◆ **Objective**
List all the lines in these records that hold "party".

◆ **Source data**
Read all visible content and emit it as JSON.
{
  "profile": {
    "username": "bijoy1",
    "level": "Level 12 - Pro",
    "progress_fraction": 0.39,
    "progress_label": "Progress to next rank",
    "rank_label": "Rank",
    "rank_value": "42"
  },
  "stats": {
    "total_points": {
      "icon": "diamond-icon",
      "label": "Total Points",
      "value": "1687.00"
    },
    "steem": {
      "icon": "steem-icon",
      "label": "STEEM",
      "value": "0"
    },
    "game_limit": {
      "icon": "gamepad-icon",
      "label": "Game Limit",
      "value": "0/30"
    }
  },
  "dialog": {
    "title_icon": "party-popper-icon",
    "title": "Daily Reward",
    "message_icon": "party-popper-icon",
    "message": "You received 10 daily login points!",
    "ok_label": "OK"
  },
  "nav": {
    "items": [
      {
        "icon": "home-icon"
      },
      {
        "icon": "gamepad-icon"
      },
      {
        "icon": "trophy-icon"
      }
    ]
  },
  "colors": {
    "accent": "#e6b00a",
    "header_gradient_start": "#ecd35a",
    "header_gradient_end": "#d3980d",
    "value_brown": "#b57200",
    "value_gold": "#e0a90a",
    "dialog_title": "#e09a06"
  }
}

◆ **In response**
    "title_icon": "party-popper-icon",
    "message_icon": "party-popper-icon",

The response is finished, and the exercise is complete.